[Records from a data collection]
* Start *
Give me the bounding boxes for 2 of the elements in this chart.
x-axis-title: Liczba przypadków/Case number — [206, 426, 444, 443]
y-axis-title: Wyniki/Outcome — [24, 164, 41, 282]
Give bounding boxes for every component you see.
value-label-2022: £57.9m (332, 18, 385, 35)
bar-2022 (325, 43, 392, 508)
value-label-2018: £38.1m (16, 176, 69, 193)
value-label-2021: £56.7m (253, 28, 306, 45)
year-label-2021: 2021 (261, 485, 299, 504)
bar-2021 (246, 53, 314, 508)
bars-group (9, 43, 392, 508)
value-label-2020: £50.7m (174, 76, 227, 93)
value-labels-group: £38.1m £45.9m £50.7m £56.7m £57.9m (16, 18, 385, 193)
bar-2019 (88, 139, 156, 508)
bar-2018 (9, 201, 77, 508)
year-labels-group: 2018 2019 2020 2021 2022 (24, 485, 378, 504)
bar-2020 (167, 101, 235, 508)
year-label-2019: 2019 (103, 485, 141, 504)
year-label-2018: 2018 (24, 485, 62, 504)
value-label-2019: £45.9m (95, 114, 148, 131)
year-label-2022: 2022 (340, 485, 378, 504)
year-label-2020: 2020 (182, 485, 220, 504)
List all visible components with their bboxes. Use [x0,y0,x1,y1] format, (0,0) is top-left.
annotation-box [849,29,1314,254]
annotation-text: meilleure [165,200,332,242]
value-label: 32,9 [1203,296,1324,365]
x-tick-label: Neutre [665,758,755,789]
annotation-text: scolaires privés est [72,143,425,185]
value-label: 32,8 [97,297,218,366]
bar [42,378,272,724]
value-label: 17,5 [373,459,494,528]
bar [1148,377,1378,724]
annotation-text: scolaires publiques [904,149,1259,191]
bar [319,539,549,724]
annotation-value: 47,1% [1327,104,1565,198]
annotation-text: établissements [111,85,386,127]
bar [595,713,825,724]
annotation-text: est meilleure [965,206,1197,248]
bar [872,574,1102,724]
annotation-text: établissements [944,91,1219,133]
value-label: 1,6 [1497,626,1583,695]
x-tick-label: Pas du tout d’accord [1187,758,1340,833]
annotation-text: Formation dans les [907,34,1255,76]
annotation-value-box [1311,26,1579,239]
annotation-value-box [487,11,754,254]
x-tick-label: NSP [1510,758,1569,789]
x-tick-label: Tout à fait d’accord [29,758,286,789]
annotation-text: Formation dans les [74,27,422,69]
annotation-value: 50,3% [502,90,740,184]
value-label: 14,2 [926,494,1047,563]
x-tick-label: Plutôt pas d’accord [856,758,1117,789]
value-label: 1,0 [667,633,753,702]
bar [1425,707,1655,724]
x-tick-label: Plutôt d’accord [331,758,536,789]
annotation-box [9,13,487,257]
* End *
* Start *
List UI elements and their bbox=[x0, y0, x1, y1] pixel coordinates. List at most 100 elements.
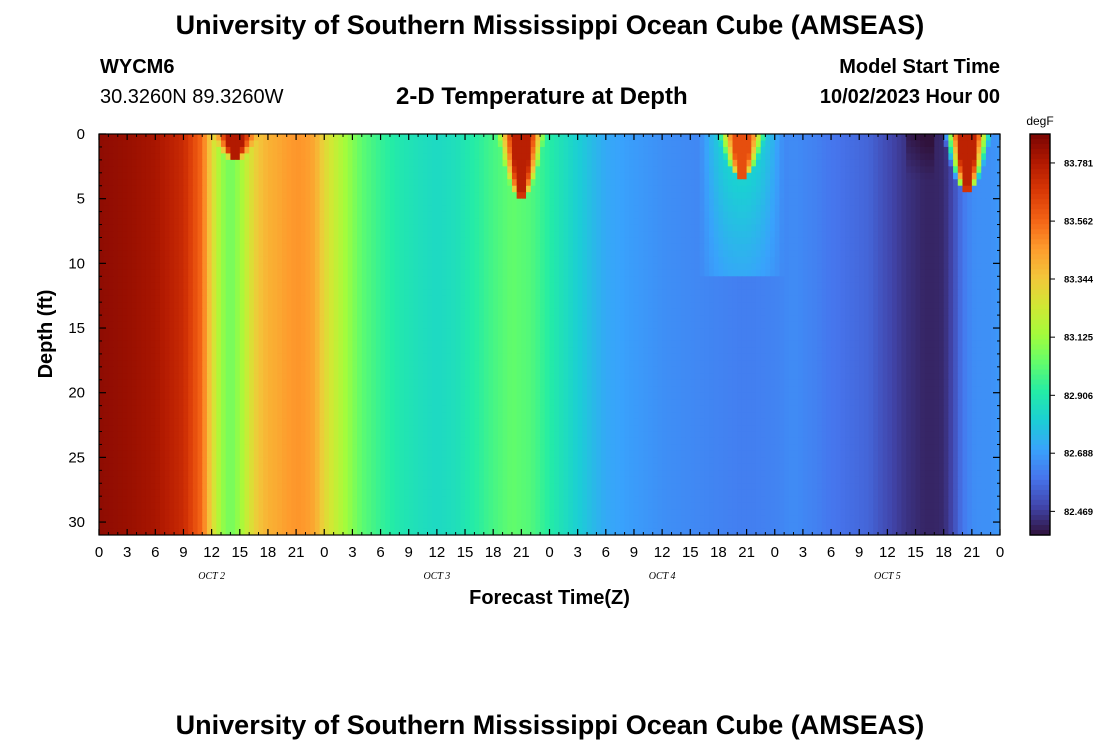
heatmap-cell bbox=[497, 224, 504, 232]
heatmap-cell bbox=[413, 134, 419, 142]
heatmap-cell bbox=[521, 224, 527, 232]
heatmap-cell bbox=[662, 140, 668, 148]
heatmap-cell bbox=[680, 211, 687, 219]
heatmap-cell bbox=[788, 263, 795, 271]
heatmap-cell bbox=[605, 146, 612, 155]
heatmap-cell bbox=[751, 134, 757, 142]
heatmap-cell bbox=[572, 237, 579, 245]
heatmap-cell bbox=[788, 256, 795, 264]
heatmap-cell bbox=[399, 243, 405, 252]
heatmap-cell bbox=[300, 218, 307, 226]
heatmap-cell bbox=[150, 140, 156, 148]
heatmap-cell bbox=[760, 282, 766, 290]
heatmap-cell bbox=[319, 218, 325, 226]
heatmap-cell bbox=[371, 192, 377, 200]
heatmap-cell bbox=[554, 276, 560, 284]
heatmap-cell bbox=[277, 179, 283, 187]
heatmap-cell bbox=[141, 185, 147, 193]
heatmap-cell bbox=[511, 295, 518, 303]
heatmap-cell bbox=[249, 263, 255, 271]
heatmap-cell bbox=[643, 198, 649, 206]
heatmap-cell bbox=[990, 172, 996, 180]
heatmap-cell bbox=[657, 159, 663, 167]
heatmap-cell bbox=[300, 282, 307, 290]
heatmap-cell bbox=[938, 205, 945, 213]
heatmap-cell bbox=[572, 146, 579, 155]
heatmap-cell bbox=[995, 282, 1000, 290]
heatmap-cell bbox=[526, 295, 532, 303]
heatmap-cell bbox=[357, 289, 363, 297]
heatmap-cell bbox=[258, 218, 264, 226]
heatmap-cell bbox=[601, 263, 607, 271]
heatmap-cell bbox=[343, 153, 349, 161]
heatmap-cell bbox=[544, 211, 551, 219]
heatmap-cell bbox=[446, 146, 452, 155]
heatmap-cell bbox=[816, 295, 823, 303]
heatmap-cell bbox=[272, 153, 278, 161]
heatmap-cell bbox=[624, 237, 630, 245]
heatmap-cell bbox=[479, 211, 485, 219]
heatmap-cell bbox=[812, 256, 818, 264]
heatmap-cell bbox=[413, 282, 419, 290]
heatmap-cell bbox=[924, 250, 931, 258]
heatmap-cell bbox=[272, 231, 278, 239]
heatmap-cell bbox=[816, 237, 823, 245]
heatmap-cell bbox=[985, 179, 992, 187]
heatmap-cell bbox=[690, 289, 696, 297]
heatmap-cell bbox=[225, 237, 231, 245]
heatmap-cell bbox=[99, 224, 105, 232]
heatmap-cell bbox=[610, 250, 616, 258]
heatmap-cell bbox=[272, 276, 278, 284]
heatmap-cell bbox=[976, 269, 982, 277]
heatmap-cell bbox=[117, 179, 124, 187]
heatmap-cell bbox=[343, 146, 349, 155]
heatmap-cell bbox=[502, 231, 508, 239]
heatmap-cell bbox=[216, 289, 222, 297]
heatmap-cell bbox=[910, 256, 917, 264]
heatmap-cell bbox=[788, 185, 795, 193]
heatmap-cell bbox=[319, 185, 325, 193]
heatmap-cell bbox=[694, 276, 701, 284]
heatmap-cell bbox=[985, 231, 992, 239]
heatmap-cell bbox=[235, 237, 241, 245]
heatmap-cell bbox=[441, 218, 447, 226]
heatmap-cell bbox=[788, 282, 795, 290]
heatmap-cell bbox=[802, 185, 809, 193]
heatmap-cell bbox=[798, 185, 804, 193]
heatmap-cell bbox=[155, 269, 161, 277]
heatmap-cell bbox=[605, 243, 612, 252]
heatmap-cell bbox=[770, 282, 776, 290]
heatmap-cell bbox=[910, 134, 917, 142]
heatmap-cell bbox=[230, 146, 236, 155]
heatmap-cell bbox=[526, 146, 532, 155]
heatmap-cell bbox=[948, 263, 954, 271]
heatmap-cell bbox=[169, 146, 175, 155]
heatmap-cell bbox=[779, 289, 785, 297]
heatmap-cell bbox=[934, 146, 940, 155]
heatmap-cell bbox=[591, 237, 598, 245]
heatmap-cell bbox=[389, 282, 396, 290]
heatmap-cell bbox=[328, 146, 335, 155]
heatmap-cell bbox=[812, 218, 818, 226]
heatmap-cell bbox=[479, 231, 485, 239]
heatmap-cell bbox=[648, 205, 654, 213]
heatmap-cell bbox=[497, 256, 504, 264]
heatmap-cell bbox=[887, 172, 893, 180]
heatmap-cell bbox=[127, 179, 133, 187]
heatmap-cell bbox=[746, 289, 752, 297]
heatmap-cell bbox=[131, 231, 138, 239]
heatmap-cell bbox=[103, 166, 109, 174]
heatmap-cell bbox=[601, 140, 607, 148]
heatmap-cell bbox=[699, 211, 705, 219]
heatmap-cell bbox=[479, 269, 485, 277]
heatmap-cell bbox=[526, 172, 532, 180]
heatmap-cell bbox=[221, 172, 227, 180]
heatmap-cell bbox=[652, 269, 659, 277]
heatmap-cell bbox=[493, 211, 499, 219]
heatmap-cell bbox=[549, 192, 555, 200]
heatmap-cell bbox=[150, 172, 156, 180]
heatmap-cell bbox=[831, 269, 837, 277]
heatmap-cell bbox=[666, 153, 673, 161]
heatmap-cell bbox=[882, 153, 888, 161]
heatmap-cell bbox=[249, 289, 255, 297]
* End *
* Start *
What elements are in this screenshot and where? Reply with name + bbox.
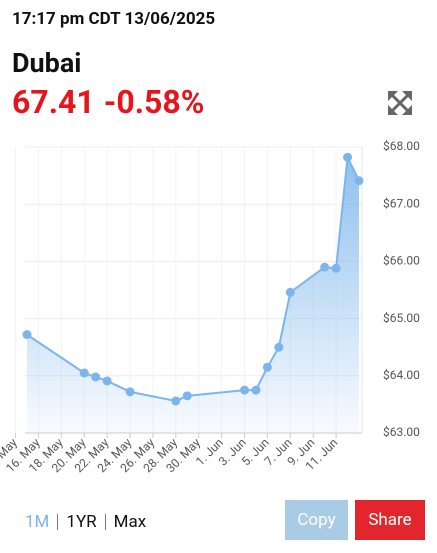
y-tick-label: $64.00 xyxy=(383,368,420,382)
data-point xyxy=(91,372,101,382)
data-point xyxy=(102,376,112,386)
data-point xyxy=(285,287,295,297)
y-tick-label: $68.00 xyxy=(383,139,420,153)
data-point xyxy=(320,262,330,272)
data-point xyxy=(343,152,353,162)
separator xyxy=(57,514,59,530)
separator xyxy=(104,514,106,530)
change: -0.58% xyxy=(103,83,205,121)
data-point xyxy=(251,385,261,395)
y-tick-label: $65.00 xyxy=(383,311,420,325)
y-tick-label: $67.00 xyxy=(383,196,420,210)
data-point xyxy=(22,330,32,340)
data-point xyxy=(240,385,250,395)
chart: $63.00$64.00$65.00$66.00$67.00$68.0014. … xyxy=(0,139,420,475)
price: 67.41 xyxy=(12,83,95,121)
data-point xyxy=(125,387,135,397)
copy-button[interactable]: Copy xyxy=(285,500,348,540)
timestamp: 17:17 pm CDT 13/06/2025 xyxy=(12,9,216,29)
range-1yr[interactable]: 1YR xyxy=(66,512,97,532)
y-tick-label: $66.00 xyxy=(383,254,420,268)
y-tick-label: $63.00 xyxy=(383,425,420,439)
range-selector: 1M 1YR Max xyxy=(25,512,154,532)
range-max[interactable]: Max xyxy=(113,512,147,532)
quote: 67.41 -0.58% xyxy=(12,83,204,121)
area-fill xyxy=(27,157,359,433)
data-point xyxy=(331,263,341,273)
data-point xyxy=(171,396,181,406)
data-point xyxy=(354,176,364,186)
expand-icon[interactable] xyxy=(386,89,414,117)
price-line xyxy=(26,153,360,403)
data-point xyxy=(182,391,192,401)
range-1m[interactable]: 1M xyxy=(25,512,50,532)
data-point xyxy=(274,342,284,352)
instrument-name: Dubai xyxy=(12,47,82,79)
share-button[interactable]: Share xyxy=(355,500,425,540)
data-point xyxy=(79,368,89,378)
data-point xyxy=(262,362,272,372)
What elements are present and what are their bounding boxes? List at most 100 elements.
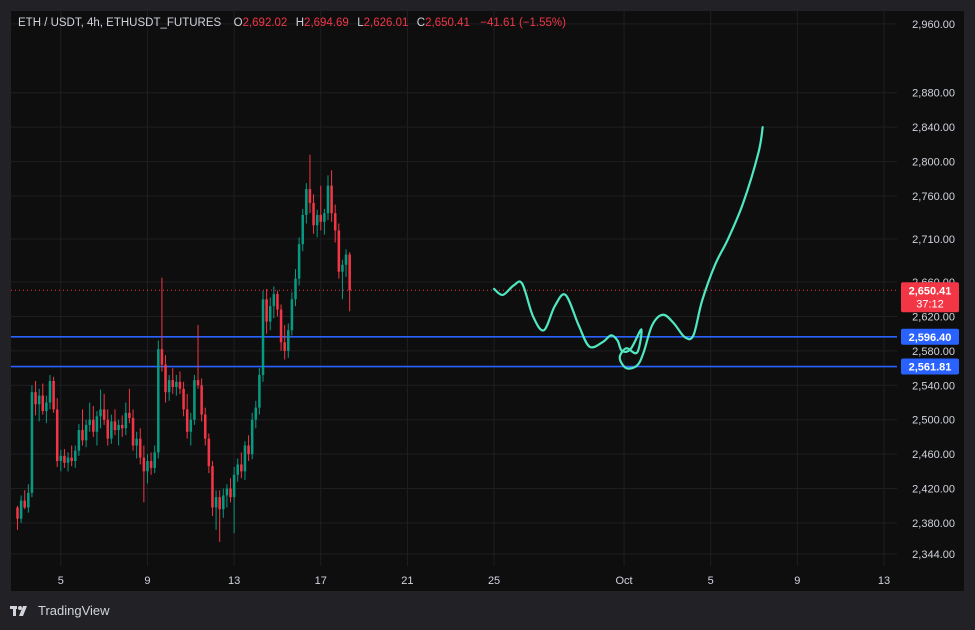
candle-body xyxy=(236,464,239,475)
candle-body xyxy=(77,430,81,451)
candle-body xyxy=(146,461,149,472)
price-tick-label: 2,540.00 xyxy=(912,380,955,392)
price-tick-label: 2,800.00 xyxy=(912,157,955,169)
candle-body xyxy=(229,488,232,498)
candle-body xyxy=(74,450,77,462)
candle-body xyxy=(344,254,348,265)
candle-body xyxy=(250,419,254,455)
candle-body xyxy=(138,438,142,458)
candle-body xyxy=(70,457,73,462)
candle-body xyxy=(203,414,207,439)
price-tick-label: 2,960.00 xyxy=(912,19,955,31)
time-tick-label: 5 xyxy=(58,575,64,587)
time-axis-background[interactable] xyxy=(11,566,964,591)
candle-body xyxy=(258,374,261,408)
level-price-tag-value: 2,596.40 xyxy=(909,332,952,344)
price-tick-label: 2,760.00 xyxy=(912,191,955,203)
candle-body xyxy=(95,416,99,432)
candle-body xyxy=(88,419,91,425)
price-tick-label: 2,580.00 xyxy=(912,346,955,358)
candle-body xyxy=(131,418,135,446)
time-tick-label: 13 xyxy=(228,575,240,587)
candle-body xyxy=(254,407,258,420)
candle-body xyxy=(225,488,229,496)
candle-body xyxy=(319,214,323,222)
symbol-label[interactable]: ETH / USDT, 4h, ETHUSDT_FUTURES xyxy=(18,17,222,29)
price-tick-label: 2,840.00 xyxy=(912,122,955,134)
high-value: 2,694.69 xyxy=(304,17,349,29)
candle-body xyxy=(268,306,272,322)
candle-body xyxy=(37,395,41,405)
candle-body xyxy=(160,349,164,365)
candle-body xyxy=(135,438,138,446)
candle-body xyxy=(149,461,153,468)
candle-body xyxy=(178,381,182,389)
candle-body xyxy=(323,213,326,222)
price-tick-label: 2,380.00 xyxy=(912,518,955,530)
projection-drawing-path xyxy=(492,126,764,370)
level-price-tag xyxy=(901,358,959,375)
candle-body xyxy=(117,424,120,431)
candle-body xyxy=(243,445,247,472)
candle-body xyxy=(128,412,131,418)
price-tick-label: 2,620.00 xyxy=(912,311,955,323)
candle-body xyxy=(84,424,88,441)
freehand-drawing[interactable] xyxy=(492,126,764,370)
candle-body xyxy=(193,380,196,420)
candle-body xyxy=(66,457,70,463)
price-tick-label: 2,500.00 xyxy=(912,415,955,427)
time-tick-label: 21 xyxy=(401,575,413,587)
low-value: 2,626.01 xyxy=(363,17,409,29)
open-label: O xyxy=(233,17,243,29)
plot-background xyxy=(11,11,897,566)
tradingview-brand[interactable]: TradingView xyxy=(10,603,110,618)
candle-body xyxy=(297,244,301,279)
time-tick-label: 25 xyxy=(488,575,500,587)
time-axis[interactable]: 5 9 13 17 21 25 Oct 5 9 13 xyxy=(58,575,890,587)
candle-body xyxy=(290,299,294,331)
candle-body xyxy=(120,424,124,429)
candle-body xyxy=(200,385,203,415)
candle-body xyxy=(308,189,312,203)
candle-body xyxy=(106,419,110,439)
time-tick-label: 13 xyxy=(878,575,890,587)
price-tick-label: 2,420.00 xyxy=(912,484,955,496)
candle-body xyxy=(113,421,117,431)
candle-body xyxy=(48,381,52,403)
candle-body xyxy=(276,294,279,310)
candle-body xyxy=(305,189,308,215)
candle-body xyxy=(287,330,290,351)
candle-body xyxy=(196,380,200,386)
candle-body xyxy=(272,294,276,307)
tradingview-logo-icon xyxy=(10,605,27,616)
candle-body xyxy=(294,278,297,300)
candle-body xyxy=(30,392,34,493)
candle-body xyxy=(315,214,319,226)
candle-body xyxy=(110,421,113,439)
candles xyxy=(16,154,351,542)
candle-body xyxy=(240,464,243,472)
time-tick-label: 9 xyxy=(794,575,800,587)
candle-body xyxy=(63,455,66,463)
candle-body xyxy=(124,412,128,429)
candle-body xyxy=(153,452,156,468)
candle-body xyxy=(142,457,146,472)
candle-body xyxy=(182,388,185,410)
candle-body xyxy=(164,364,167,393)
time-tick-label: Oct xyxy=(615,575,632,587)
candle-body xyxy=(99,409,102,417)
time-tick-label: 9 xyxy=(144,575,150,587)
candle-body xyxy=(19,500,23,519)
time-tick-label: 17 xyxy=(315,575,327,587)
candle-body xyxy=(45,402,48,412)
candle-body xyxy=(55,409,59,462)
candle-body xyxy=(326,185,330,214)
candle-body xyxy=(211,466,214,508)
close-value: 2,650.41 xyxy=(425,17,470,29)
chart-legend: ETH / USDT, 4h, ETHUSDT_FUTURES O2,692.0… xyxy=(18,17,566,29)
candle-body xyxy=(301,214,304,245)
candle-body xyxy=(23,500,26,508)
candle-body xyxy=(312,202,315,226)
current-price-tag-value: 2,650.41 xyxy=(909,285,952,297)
* End *
PROBLEM:
Repeat everything from the line containing "y-tick-label: $64.00 xyxy=(383,368,420,382)" down to the line containing "data-point xyxy=(320,262,330,272)", both of those lines included.

ANSWER TO THE PROBLEM:
y-tick-label: $64.00 xyxy=(383,368,420,382)
data-point xyxy=(91,372,101,382)
data-point xyxy=(102,376,112,386)
data-point xyxy=(285,287,295,297)
y-tick-label: $68.00 xyxy=(383,139,420,153)
data-point xyxy=(320,262,330,272)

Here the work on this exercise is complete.